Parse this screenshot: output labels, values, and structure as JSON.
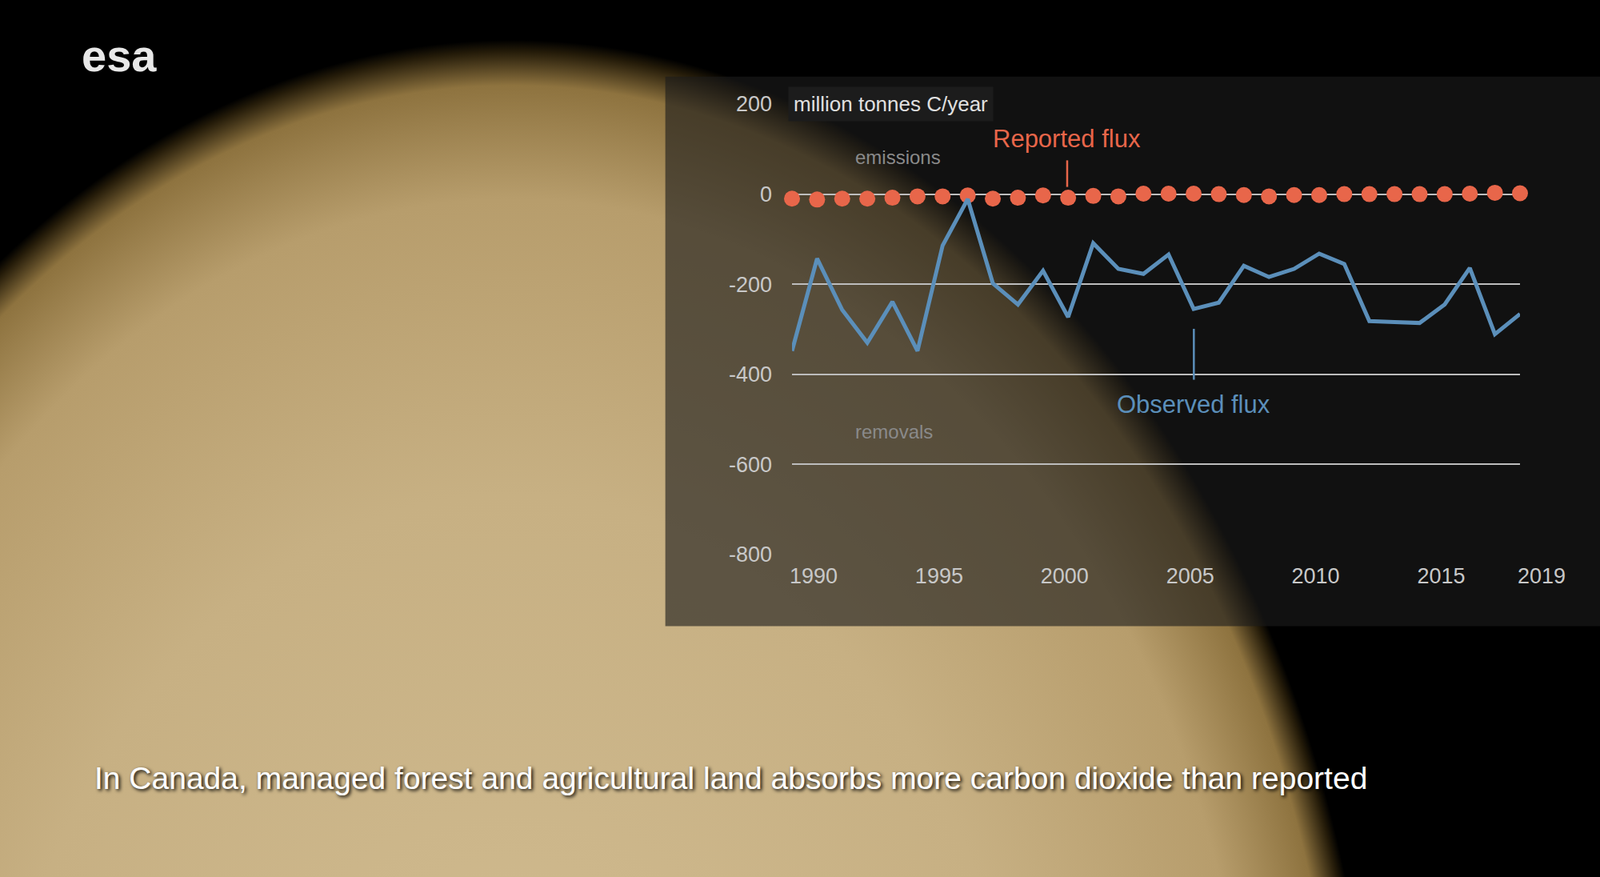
{
  "chart_data": {
    "type": "line",
    "logo": "esa",
    "caption": "In Canada, managed forest and agricultural land absorbs more carbon dioxide than reported",
    "ylabel": "million tonnes C/year",
    "annotations": [
      "emissions",
      "removals"
    ],
    "x": [
      1990,
      1991,
      1992,
      1993,
      1994,
      1995,
      1996,
      1997,
      1998,
      1999,
      2000,
      2001,
      2002,
      2003,
      2004,
      2005,
      2006,
      2007,
      2008,
      2009,
      2010,
      2011,
      2012,
      2013,
      2014,
      2015,
      2016,
      2017,
      2018,
      2019
    ],
    "series": [
      {
        "name": "Reported flux",
        "color": "#e8664a",
        "marker": "circle",
        "line_style": "none",
        "values": [
          -10,
          -12,
          -10,
          -10,
          -8,
          -5,
          -5,
          -3,
          -10,
          -8,
          -3,
          -8,
          -4,
          -5,
          1,
          1,
          1,
          0,
          -2,
          -5,
          -2,
          -2,
          0,
          0,
          0,
          0,
          0,
          1,
          3,
          2
        ]
      },
      {
        "name": "Observed flux",
        "color": "#5b8fba",
        "marker": "none",
        "line_style": "solid",
        "values": [
          -348,
          -143,
          -257,
          -330,
          -239,
          -348,
          -114,
          -11,
          -198,
          -245,
          -170,
          -273,
          -109,
          -166,
          -177,
          -134,
          -255,
          -241,
          -159,
          -184,
          -166,
          -132,
          -155,
          -282,
          -284,
          -286,
          -245,
          -164,
          -311,
          -266
        ]
      }
    ],
    "xlim": [
      1990,
      2019
    ],
    "xticks": [
      1990,
      1995,
      2000,
      2005,
      2010,
      2015,
      2019
    ],
    "ylim": [
      -800,
      200
    ],
    "yticks": [
      -800,
      -600,
      -400,
      -200,
      0,
      200
    ],
    "grid": true
  }
}
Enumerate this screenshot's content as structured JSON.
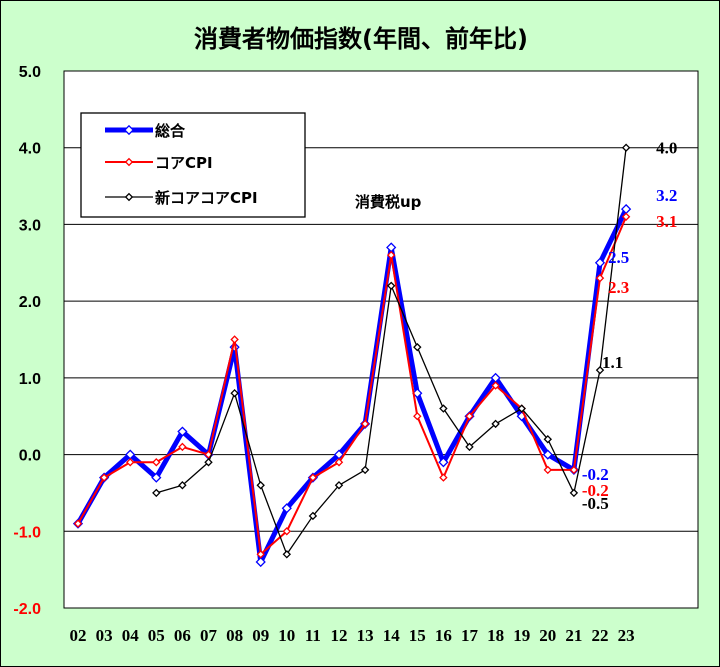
{
  "chart_data": {
    "type": "line",
    "title": "消費者物価指数(年間、前年比)",
    "categories": [
      "02",
      "03",
      "04",
      "05",
      "06",
      "07",
      "08",
      "09",
      "10",
      "11",
      "12",
      "13",
      "14",
      "15",
      "16",
      "17",
      "18",
      "19",
      "20",
      "21",
      "22",
      "23"
    ],
    "ylim": [
      -2.0,
      5.0
    ],
    "yticks": [
      "5.0",
      "4.0",
      "3.0",
      "2.0",
      "1.0",
      "0.0",
      "-1.0",
      "-2.0"
    ],
    "grid": true,
    "legend_position": "top-left",
    "series": [
      {
        "name": "総合",
        "color": "#0000ff",
        "values": [
          -0.9,
          -0.3,
          0.0,
          -0.3,
          0.3,
          0.0,
          1.4,
          -1.4,
          -0.7,
          -0.3,
          0.0,
          0.4,
          2.7,
          0.8,
          -0.1,
          0.5,
          1.0,
          0.5,
          0.0,
          -0.2,
          2.5,
          3.2
        ]
      },
      {
        "name": "コアCPI",
        "color": "#ff0000",
        "values": [
          -0.9,
          -0.3,
          -0.1,
          -0.1,
          0.1,
          0.0,
          1.5,
          -1.3,
          -1.0,
          -0.3,
          -0.1,
          0.4,
          2.6,
          0.5,
          -0.3,
          0.5,
          0.9,
          0.6,
          -0.2,
          -0.2,
          2.3,
          3.1
        ]
      },
      {
        "name": "新コアコアCPI",
        "color": "#000000",
        "values": [
          null,
          null,
          null,
          -0.5,
          -0.4,
          -0.1,
          0.8,
          -0.4,
          -1.3,
          -0.8,
          -0.4,
          -0.2,
          2.2,
          1.4,
          0.6,
          0.1,
          0.4,
          0.6,
          0.2,
          -0.5,
          1.1,
          4.0
        ]
      }
    ],
    "data_labels": [
      {
        "text": "4.0",
        "color": "#000000",
        "series": 2,
        "index": 21
      },
      {
        "text": "3.2",
        "color": "#0000ff",
        "series": 0,
        "index": 21
      },
      {
        "text": "3.1",
        "color": "#ff0000",
        "series": 1,
        "index": 21
      },
      {
        "text": "2.5",
        "color": "#0000ff",
        "series": 0,
        "index": 20
      },
      {
        "text": "2.3",
        "color": "#ff0000",
        "series": 1,
        "index": 20
      },
      {
        "text": "1.1",
        "color": "#000000",
        "series": 2,
        "index": 20
      },
      {
        "text": "-0.2",
        "color": "#0000ff",
        "series": 0,
        "index": 19
      },
      {
        "text": "-0.2",
        "color": "#ff0000",
        "series": 1,
        "index": 19
      },
      {
        "text": "-0.5",
        "color": "#000000",
        "series": 2,
        "index": 19
      }
    ],
    "annotations": [
      {
        "text": "消費税up",
        "near_category": "14"
      }
    ]
  }
}
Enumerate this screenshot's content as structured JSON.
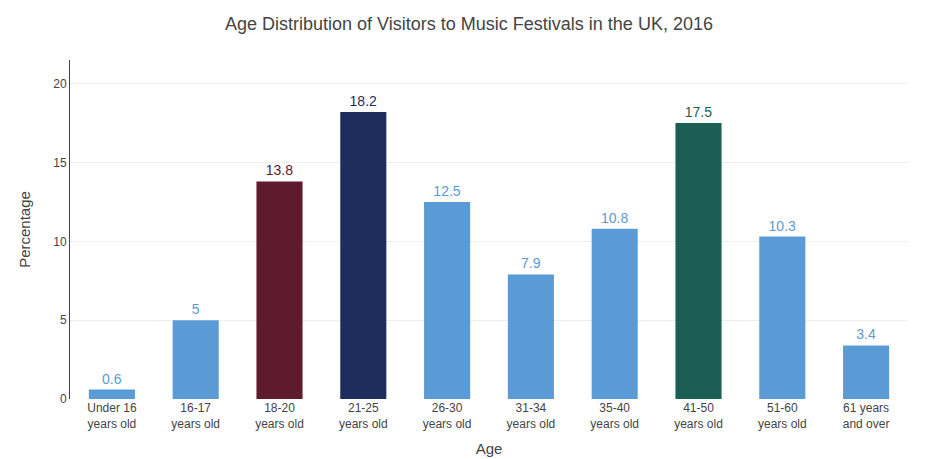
{
  "chart_data": {
    "type": "bar",
    "title": "Age Distribution of Visitors to Music Festivals in the UK, 2016",
    "xlabel": "Age",
    "ylabel": "Percentage",
    "categories": [
      "Under 16\nyears old",
      "16-17\nyears old",
      "18-20\nyears old",
      "21-25\nyears old",
      "26-30\nyears old",
      "31-34\nyears old",
      "35-40\nyears old",
      "41-50\nyears old",
      "51-60\nyears old",
      "61 years\nand over"
    ],
    "values": [
      0.6,
      5,
      13.8,
      18.2,
      12.5,
      7.9,
      10.8,
      17.5,
      10.3,
      3.4
    ],
    "colors": [
      "#5b9bd5",
      "#5b9bd5",
      "#5e1a2e",
      "#1f2d5c",
      "#5b9bd5",
      "#5b9bd5",
      "#5b9bd5",
      "#1a5e54",
      "#5b9bd5",
      "#5b9bd5"
    ],
    "ylim": [
      0,
      21.5
    ],
    "yticks": [
      0,
      5,
      10,
      15,
      20
    ],
    "grid": true,
    "data_labels": true
  }
}
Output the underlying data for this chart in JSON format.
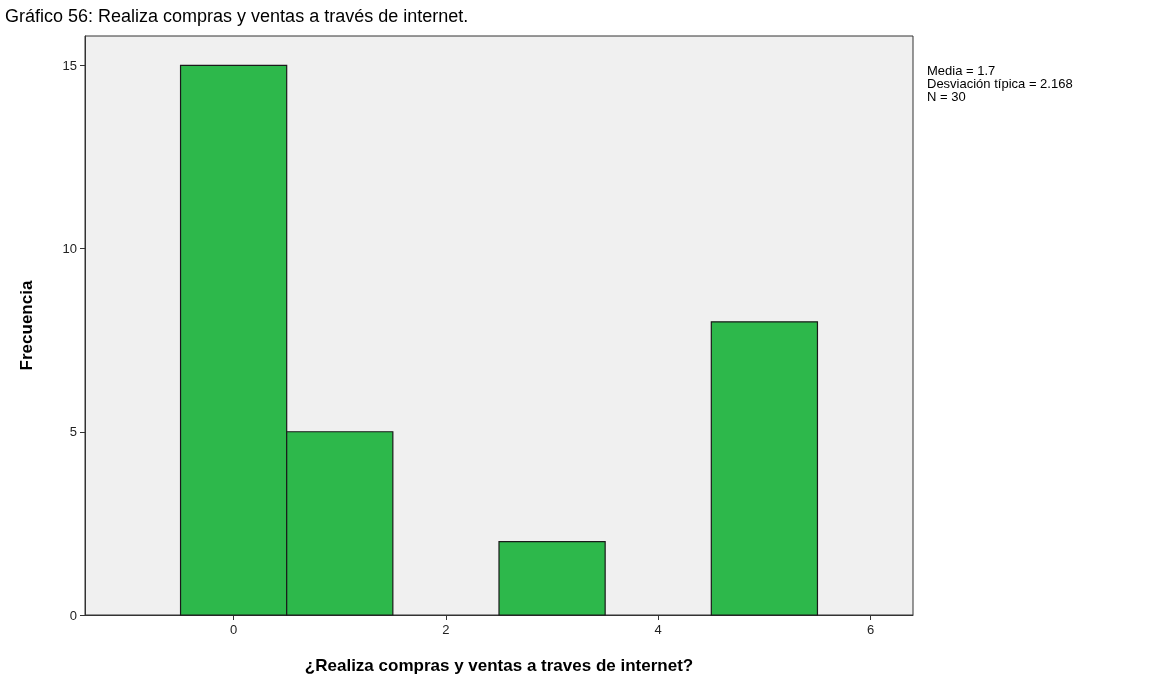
{
  "chart_data": {
    "type": "histogram",
    "title": "Gráfico 56: Realiza compras y ventas a través de internet.",
    "xlabel": "¿Realiza compras y ventas a traves de internet?",
    "ylabel": "Frecuencia",
    "bins": [
      -0.5,
      0.5,
      1.5,
      2.5,
      3.5,
      4.5,
      5.5
    ],
    "values": [
      15,
      5,
      0,
      2,
      0,
      8
    ],
    "color": "#2db84b",
    "xlim": [
      -1.4,
      6.4
    ],
    "xticks": [
      0,
      2,
      4,
      6
    ],
    "ylim": [
      0,
      15.8
    ],
    "yticks": [
      0,
      5,
      10,
      15
    ],
    "annotations": [
      "Media = 1.7",
      "Desviación típica = 2.168",
      "N = 30"
    ]
  }
}
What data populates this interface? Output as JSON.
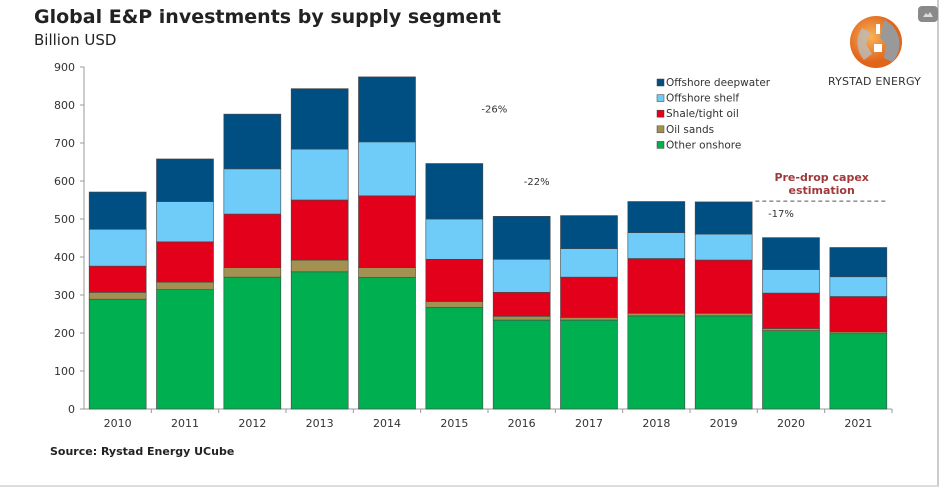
{
  "chart_data": {
    "type": "bar",
    "stacked": true,
    "title": "Global E&P investments by supply segment",
    "subtitle": "Billion USD",
    "xlabel": "",
    "ylabel": "Billion USD",
    "ylim": [
      0,
      900
    ],
    "yticks": [
      0,
      100,
      200,
      300,
      400,
      500,
      600,
      700,
      800,
      900
    ],
    "grid": false,
    "legend_position": "top-right",
    "categories": [
      "2010",
      "2011",
      "2012",
      "2013",
      "2014",
      "2015",
      "2016",
      "2017",
      "2018",
      "2019",
      "2020",
      "2021"
    ],
    "series": [
      {
        "name": "Other onshore",
        "color": "#00b050",
        "values": [
          289,
          314,
          347,
          361,
          346,
          267,
          234,
          234,
          245,
          245,
          206,
          198
        ]
      },
      {
        "name": "Oil sands",
        "color": "#a39151",
        "values": [
          18,
          20,
          25,
          31,
          26,
          16,
          10,
          7,
          7,
          7,
          6,
          5
        ]
      },
      {
        "name": "Shale/tight oil",
        "color": "#e2001a",
        "values": [
          69,
          106,
          141,
          158,
          189,
          111,
          63,
          106,
          144,
          140,
          93,
          93
        ]
      },
      {
        "name": "Offshore shelf",
        "color": "#6fcbf7",
        "values": [
          97,
          106,
          119,
          134,
          142,
          106,
          87,
          75,
          68,
          68,
          62,
          52
        ]
      },
      {
        "name": "Offshore deepwater",
        "color": "#004f82",
        "values": [
          98,
          112,
          144,
          159,
          171,
          146,
          113,
          87,
          82,
          85,
          84,
          77
        ]
      }
    ],
    "annotations": [
      {
        "text": "-26%",
        "x": "2015",
        "y": 780
      },
      {
        "text": "-22%",
        "x": "2016",
        "y": 590
      },
      {
        "text": "-17%",
        "x": "2020",
        "y": 505
      }
    ],
    "reference_line": {
      "label_line1": "Pre-drop capex",
      "label_line2": "estimation",
      "value": 547,
      "from": "2020",
      "to": "2021",
      "color": "#a0393c"
    }
  },
  "source": "Source: Rystad Energy UCube",
  "logo": {
    "text": "RYSTAD ENERGY",
    "color": "#f07d1e"
  },
  "icons": {
    "top_right": "image-icon"
  }
}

- [WORK TO BE COMPLETED]:
Collect the lines of the data that carry the word "Realiza".

- [EXERCISE ANSWER]:
    "title": "Gráfico 56: Realiza compras y ventas a través de internet.",
    "xlabel": "¿Realiza compras y ventas a traves de internet?",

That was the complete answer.